GIVEN PROBLEM =
Search the material for the string "Емкость" and copy each line where it occurs.

Dataset items =
------------------------------------
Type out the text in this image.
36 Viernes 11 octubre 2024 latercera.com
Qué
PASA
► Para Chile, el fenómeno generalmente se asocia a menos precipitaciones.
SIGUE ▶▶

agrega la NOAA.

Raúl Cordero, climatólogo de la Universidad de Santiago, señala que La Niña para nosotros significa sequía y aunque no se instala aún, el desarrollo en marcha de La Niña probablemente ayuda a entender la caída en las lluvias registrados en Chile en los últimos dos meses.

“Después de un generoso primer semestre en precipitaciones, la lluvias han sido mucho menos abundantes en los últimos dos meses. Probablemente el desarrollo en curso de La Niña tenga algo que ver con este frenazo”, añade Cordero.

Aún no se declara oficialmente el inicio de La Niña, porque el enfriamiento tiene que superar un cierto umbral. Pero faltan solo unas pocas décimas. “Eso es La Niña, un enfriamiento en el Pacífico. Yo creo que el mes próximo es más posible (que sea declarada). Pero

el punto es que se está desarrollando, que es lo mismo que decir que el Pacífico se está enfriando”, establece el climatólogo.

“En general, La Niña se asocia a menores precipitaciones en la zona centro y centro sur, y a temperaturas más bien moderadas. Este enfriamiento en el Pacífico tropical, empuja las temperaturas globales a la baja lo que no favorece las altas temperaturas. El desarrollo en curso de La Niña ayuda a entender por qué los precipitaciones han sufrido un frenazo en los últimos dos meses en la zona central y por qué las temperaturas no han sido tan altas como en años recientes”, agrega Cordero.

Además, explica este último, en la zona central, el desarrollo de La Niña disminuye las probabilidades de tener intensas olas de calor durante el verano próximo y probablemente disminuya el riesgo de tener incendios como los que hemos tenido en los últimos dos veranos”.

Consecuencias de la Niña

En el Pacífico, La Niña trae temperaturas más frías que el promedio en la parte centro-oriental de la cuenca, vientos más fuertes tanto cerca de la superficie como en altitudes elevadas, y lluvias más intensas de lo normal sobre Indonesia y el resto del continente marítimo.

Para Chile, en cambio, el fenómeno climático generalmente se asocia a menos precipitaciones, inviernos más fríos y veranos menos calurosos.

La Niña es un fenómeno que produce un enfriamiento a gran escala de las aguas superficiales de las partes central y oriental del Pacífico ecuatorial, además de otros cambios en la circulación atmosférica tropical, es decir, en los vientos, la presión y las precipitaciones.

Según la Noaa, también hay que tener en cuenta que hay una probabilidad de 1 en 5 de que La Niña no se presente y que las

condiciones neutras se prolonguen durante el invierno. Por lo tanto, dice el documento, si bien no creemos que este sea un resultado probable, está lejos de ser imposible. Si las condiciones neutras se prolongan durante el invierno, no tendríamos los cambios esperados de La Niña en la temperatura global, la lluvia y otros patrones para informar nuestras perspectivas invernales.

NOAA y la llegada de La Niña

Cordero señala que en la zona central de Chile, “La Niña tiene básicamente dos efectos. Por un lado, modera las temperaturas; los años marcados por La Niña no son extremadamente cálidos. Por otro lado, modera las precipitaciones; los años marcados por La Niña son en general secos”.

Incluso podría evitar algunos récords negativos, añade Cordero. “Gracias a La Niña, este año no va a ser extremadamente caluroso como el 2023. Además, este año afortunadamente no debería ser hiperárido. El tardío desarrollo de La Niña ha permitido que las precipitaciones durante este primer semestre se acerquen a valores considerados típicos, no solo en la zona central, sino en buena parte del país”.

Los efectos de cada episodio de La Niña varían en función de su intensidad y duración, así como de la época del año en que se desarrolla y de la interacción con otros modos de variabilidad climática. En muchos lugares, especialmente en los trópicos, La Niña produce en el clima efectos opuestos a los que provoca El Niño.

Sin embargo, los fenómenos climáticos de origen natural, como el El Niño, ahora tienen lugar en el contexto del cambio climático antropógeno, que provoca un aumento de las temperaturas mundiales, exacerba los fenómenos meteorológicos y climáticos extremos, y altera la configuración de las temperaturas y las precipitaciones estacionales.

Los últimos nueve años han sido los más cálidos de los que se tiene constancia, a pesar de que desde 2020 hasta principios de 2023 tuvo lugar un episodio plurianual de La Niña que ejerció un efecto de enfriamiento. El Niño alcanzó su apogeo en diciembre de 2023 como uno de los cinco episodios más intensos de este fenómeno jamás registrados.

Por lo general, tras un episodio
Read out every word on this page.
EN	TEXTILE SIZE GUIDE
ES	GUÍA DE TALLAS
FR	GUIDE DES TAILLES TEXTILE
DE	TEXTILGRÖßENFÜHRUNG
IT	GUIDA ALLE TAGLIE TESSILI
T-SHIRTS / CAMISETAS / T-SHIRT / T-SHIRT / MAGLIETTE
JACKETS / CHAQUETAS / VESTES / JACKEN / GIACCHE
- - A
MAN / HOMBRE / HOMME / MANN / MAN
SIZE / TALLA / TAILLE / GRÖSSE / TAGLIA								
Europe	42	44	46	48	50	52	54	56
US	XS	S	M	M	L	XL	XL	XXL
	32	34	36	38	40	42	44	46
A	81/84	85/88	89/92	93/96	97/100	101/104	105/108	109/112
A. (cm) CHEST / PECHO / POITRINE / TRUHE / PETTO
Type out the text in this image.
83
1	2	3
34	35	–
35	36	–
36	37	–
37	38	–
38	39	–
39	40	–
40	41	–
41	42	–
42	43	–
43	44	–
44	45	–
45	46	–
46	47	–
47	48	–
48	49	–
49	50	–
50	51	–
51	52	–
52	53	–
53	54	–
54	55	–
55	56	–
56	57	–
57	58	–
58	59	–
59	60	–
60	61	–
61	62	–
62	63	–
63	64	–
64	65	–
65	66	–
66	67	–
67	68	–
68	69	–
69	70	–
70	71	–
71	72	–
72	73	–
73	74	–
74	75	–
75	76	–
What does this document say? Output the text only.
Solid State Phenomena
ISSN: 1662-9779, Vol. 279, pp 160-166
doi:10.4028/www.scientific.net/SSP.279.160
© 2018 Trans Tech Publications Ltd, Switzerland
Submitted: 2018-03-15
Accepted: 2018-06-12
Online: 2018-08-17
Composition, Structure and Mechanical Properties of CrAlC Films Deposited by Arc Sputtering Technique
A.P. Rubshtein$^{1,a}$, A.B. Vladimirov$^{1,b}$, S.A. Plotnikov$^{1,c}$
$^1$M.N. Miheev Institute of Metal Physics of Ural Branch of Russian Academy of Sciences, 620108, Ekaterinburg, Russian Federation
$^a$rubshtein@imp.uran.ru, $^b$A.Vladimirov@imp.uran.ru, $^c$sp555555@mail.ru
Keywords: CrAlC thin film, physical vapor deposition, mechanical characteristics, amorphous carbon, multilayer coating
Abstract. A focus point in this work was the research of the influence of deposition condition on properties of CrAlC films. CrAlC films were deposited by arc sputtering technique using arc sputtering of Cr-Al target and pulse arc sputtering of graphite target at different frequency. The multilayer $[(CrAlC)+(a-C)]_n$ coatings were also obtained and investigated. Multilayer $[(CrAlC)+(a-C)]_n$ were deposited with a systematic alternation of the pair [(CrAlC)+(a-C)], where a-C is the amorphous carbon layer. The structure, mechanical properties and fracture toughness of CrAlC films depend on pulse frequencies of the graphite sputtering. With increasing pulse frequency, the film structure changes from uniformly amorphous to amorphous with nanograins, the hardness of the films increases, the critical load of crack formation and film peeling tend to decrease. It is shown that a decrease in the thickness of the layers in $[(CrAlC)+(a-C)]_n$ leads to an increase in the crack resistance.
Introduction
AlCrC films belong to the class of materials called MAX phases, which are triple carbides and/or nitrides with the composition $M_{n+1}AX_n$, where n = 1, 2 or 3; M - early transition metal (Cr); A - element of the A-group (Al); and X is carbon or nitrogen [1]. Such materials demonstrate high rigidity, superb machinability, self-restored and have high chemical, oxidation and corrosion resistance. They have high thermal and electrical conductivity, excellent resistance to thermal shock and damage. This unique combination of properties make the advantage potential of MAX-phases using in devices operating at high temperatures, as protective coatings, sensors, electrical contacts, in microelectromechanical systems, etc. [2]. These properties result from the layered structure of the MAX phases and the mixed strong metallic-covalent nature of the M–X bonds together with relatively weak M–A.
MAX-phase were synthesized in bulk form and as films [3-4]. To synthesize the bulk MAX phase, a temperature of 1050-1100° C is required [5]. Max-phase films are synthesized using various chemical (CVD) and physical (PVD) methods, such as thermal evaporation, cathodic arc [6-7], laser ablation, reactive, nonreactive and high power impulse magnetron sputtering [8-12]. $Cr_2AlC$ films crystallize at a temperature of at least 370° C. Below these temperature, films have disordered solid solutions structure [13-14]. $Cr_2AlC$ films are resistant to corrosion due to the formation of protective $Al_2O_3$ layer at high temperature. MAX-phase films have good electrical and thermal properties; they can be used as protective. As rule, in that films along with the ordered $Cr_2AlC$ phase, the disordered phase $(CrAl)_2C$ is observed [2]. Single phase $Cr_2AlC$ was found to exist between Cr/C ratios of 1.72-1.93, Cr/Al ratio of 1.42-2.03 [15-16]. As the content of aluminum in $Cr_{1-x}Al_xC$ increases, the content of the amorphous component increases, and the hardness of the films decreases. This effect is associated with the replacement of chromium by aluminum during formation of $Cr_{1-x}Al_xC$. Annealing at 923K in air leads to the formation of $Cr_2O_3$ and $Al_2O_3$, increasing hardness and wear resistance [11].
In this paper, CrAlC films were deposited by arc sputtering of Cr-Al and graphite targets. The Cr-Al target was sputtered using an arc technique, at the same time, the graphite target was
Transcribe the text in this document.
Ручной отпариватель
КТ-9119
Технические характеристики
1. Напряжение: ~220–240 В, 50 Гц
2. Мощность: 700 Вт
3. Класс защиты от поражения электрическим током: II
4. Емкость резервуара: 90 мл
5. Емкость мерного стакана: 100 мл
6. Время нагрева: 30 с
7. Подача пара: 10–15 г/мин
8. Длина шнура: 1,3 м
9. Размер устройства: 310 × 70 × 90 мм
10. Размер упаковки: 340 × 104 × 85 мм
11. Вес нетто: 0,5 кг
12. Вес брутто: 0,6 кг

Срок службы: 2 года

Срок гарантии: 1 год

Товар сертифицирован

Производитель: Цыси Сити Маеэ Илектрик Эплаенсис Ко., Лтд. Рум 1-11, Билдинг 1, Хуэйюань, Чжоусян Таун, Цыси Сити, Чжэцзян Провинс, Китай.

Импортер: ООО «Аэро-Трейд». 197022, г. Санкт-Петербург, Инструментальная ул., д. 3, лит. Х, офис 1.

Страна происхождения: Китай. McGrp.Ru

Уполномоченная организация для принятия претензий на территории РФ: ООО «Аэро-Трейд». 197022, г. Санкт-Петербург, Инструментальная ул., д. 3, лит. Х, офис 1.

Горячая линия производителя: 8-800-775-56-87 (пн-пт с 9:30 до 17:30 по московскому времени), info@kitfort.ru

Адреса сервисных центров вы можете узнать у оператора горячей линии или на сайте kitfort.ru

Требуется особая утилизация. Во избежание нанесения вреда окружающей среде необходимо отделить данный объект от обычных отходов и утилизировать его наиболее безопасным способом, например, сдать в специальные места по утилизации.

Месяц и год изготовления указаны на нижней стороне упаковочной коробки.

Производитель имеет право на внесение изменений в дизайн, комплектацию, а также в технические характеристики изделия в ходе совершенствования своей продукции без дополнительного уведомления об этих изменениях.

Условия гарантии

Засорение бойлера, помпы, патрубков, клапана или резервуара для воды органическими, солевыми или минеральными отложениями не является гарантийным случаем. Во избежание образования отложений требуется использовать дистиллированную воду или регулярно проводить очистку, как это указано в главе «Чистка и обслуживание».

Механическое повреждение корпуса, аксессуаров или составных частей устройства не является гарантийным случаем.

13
------------------------------------
TASK ANSWER =
4. Емкость резервуара: 90 мл
5. Емкость мерного стакана: 100 мл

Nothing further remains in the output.